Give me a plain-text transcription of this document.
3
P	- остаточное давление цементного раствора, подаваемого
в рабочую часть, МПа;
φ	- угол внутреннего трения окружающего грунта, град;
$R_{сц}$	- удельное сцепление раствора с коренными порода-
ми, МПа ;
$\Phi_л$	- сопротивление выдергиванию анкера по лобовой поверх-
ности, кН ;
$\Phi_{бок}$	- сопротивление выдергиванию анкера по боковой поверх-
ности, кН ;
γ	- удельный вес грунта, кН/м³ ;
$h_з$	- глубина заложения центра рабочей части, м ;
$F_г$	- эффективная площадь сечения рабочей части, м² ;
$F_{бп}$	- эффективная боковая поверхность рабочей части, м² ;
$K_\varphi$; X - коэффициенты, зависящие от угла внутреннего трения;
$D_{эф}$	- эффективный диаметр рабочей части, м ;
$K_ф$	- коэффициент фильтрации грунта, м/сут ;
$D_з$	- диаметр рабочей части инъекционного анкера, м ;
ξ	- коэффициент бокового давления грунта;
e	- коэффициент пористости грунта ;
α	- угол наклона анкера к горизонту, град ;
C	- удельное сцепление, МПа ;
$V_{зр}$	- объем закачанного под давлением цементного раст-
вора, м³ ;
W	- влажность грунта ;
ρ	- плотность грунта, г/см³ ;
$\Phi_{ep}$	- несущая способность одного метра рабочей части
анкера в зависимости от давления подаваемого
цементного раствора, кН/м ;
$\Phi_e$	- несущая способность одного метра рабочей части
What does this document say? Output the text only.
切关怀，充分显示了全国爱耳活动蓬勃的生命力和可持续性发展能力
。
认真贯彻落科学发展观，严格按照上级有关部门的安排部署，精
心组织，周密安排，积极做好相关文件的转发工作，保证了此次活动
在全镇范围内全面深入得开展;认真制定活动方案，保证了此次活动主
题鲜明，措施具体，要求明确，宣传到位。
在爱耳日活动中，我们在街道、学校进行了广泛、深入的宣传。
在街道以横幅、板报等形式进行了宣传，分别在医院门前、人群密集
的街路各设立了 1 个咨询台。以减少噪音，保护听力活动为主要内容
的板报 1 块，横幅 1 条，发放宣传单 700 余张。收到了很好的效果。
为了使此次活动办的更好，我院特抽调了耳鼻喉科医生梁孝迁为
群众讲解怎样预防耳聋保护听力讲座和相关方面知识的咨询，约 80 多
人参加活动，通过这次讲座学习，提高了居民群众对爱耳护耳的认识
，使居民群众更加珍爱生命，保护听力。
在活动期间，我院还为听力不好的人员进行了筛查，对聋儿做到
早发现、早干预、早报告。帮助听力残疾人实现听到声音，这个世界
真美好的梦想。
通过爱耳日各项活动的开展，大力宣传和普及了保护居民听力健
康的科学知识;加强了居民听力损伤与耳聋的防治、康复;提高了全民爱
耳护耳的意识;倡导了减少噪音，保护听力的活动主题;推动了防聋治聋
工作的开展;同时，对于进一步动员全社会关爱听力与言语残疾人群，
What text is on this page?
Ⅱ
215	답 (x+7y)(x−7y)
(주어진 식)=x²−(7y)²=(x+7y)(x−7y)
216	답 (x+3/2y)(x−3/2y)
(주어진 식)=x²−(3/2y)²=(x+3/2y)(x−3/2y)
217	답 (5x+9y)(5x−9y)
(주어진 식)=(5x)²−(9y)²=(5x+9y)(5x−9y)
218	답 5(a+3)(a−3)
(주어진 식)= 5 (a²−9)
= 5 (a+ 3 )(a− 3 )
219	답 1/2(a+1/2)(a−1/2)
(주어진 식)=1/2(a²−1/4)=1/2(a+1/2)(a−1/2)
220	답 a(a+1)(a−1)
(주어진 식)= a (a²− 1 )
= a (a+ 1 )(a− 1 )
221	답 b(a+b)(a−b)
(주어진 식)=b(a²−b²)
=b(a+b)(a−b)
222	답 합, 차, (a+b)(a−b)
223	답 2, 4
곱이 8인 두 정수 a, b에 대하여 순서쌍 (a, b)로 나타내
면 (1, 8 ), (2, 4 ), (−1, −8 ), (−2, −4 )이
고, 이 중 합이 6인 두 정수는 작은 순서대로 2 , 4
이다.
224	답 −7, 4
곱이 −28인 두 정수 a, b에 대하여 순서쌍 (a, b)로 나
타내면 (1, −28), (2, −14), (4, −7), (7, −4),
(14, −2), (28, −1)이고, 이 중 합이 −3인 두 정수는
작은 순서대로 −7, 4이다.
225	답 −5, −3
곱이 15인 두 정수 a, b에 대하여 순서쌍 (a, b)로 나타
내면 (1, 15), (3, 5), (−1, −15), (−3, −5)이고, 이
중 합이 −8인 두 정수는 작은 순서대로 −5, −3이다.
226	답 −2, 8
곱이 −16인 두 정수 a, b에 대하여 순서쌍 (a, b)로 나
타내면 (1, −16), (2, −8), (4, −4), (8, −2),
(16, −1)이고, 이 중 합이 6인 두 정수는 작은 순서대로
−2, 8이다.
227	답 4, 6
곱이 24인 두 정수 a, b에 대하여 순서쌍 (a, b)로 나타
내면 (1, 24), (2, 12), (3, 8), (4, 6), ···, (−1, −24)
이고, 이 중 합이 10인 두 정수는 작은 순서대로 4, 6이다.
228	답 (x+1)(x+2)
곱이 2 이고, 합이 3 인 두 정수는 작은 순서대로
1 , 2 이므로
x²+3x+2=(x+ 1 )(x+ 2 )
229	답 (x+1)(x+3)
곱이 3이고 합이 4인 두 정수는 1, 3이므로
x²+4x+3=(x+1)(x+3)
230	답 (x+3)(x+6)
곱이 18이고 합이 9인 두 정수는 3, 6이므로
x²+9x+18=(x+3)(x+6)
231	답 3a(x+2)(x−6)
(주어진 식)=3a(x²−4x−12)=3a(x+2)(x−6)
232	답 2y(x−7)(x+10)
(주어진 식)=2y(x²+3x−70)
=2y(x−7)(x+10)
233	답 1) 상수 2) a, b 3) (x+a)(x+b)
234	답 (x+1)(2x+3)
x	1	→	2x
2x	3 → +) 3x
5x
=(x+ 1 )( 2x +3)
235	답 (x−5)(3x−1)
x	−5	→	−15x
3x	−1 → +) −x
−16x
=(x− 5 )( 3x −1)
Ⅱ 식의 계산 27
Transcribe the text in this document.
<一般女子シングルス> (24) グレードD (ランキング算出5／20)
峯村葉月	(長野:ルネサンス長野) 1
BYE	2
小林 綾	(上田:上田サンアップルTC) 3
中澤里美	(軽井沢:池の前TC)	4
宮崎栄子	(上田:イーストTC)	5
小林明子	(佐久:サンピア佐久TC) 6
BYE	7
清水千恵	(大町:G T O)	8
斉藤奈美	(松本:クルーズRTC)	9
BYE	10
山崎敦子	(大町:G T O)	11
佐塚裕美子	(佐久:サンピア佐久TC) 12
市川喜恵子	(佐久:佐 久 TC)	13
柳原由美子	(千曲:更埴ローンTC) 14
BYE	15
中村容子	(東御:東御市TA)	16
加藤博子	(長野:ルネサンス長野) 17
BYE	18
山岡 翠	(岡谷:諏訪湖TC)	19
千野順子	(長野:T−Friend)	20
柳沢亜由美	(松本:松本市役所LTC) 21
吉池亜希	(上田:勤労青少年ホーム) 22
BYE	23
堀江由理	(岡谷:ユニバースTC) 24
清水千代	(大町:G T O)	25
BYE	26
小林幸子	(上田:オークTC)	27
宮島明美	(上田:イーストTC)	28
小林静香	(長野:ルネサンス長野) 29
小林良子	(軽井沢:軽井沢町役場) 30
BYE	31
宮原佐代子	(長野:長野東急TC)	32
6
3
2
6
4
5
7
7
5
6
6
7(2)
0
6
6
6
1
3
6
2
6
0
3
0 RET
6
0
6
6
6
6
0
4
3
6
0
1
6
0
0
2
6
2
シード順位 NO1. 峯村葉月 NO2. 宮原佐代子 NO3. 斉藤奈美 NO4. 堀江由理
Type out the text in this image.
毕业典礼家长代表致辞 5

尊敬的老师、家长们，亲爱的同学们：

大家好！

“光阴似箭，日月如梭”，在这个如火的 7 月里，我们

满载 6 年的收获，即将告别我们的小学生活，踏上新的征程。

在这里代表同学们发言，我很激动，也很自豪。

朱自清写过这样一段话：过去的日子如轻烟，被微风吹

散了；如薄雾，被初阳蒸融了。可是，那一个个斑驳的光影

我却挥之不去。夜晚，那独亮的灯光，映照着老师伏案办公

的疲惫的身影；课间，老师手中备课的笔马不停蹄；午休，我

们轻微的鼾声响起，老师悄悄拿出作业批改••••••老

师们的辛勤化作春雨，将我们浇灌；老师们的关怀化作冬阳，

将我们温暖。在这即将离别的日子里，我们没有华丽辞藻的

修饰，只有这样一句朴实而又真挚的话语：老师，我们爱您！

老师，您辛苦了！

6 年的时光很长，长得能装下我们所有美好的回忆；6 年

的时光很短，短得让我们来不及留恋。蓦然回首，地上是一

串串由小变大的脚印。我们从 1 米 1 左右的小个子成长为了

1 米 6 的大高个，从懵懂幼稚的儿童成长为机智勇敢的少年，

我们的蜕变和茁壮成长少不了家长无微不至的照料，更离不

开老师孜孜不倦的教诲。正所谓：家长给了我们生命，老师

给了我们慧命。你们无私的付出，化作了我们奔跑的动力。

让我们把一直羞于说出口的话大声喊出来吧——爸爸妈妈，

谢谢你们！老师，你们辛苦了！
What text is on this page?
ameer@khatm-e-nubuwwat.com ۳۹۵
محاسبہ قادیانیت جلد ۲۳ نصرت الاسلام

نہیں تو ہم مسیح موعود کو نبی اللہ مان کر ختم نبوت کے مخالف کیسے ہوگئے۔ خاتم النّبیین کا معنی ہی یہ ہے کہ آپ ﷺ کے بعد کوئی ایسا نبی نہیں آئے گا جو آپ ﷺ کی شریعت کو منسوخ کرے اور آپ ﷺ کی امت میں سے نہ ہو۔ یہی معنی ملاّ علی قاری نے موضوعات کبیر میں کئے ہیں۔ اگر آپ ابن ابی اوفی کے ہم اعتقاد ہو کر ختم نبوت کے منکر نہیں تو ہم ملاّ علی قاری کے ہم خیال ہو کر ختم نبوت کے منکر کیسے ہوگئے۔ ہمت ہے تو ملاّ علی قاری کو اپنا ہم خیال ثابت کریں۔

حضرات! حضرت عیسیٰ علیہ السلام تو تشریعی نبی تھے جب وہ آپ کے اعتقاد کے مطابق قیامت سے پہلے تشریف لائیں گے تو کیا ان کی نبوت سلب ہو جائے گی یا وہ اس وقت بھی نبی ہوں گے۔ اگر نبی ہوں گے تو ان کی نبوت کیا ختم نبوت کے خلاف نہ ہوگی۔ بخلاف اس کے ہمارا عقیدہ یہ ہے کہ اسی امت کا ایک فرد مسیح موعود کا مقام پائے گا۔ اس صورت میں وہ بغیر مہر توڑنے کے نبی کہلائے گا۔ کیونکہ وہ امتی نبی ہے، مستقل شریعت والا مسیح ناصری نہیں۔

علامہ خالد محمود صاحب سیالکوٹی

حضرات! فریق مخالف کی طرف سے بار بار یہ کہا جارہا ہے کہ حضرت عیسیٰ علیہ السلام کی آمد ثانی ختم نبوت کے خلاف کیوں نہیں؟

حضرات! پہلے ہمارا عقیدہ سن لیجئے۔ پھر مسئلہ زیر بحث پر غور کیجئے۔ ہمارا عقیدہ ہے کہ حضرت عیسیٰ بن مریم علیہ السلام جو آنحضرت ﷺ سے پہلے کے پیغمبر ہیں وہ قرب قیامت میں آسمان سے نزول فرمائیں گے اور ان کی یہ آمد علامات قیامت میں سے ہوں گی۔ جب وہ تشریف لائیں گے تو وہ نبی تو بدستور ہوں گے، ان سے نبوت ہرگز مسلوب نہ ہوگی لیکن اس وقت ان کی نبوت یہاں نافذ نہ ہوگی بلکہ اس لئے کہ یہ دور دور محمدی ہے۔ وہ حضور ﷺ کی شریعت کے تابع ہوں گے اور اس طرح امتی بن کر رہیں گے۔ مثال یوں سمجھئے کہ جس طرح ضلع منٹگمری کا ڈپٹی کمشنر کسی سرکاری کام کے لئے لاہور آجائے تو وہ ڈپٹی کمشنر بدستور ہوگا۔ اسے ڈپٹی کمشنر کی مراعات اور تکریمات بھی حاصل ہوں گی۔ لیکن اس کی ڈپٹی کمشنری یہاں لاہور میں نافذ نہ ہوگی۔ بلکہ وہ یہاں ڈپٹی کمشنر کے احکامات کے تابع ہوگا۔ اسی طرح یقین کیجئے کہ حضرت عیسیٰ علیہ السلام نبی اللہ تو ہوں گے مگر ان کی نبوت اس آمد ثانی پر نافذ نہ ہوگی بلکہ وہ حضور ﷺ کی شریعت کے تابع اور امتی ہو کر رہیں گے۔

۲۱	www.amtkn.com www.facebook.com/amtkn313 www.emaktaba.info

::::::::::

## WRITTEN INSTRUCTION
Give only the number of lines in the material above where the string "پہلے" appears.

## SOLUTION TO THIS EXERCISE
2